Aim of the task
Reproduce, word for word, every line starting at the line that contains "Give me a plain-text" and ending with the final line of the entries.

Extracted records:
%%
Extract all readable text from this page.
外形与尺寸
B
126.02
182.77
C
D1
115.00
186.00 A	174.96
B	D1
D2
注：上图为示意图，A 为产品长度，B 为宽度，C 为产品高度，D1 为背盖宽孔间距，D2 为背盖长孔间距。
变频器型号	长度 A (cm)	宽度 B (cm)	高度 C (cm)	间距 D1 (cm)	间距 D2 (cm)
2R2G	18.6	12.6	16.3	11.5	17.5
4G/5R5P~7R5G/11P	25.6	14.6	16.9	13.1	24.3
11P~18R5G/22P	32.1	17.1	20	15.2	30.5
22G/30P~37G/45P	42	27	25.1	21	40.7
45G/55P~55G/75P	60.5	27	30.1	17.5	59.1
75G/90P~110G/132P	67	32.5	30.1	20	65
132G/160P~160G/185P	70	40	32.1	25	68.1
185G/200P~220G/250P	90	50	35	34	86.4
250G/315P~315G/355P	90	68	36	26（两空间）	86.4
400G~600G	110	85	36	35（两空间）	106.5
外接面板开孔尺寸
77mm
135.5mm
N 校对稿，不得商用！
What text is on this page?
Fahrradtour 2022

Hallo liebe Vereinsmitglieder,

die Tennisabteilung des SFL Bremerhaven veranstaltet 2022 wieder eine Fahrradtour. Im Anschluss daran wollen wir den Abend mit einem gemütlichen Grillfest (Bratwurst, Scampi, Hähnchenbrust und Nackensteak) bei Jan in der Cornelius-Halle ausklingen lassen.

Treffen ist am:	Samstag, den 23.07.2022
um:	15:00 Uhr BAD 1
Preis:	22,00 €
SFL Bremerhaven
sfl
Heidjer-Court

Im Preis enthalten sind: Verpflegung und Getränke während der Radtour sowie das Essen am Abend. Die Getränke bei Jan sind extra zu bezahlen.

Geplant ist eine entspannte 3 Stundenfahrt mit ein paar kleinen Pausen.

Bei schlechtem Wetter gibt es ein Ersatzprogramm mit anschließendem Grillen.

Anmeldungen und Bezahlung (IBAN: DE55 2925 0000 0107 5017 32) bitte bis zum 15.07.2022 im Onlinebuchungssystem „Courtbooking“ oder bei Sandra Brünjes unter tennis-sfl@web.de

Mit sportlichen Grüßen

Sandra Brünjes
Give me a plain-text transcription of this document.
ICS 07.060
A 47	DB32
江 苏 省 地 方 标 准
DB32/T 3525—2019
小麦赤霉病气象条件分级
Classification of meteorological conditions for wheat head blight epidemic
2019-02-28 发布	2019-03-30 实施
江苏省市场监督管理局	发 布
%%
Expected answer
Give me a plain-text transcription of this document.
ICS 07.060
A 47	DB32
江 苏 省 地 方 标 准
DB32/T 3525—2019
小麦赤霉病气象条件分级
Classification of meteorological conditions for wheat head blight epidemic
2019-02-28 发布	2019-03-30 实施
江苏省市场监督管理局	发 布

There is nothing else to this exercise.